The entire listing is to be repeated verbatim.
══════
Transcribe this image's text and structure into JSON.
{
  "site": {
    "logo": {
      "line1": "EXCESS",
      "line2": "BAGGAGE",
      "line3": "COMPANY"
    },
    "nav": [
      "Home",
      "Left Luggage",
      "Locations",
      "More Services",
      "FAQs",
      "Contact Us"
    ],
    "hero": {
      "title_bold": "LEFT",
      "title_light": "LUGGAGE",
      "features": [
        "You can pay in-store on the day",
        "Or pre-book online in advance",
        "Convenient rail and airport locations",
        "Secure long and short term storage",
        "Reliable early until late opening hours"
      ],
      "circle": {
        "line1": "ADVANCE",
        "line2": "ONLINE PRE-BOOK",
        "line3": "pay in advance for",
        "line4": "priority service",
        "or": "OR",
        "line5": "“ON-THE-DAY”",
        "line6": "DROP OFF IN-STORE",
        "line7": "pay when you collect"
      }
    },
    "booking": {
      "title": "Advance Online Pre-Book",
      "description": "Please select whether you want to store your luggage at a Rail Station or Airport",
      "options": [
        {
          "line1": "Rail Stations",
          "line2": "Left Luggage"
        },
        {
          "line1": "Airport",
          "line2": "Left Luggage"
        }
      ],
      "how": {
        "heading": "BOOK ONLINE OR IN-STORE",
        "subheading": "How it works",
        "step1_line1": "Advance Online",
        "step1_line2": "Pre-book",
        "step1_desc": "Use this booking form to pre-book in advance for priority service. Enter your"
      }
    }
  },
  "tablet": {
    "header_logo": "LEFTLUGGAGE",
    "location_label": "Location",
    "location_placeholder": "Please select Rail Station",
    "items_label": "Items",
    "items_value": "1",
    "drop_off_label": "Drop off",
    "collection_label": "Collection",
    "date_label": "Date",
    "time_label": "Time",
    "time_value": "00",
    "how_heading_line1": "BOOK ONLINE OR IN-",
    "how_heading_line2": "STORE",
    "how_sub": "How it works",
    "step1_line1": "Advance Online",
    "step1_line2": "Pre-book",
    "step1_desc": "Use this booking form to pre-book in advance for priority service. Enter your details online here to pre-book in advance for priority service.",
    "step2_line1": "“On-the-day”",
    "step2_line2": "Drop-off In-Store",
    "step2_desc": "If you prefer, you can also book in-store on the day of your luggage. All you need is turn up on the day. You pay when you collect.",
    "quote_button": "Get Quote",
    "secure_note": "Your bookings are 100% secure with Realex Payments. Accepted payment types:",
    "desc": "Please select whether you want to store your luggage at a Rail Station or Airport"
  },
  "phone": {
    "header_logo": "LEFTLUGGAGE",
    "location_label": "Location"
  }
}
══════
**THE SOLUTION:**
Transcribe this image's text and structure into JSON.
{
  "site": {
    "logo": {
      "line1": "EXCESS",
      "line2": "BAGGAGE",
      "line3": "COMPANY"
    },
    "nav": [
      "Home",
      "Left Luggage",
      "Locations",
      "More Services",
      "FAQs",
      "Contact Us"
    ],
    "hero": {
      "title_bold": "LEFT",
      "title_light": "LUGGAGE",
      "features": [
        "You can pay in-store on the day",
        "Or pre-book online in advance",
        "Convenient rail and airport locations",
        "Secure long and short term storage",
        "Reliable early until late opening hours"
      ],
      "circle": {
        "line1": "ADVANCE",
        "line2": "ONLINE PRE-BOOK",
        "line3": "pay in advance for",
        "line4": "priority service",
        "or": "OR",
        "line5": "“ON-THE-DAY”",
        "line6": "DROP OFF IN-STORE",
        "line7": "pay when you collect"
      }
    },
    "booking": {
      "title": "Advance Online Pre-Book",
      "description": "Please select whether you want to store your luggage at a Rail Station or Airport",
      "options": [
        {
          "line1": "Rail Stations",
          "line2": "Left Luggage"
        },
        {
          "line1": "Airport",
          "line2": "Left Luggage"
        }
      ],
      "how": {
        "heading": "BOOK ONLINE OR IN-STORE",
        "subheading": "How it works",
        "step1_line1": "Advance Online",
        "step1_line2": "Pre-book",
        "step1_desc": "Use this booking form to pre-book in advance for priority service. Enter your"
      }
    }
  },
  "tablet": {
    "header_logo": "LEFTLUGGAGE",
    "location_label": "Location",
    "location_placeholder": "Please select Rail Station",
    "items_label": "Items",
    "items_value": "1",
    "drop_off_label": "Drop off",
    "collection_label": "Collection",
    "date_label": "Date",
    "time_label": "Time",
    "time_value": "00",
    "how_heading_line1": "BOOK ONLINE OR IN-",
    "how_heading_line2": "STORE",
    "how_sub": "How it works",
    "step1_line1": "Advance Online",
    "step1_line2": "Pre-book",
    "step1_desc": "Use this booking form to pre-book in advance for priority service. Enter your details online here to pre-book in advance for priority service.",
    "step2_line1": "“On-the-day”",
    "step2_line2": "Drop-off In-Store",
    "step2_desc": "If you prefer, you can also book in-store on the day of your luggage. All you need is turn up on the day. You pay when you collect.",
    "quote_button": "Get Quote",
    "secure_note": "Your bookings are 100% secure with Realex Payments. Accepted payment types:",
    "desc": "Please select whether you want to store your luggage at a Rail Station or Airport"
  },
  "phone": {
    "header_logo": "LEFTLUGGAGE",
    "location_label": "Location"
  }
}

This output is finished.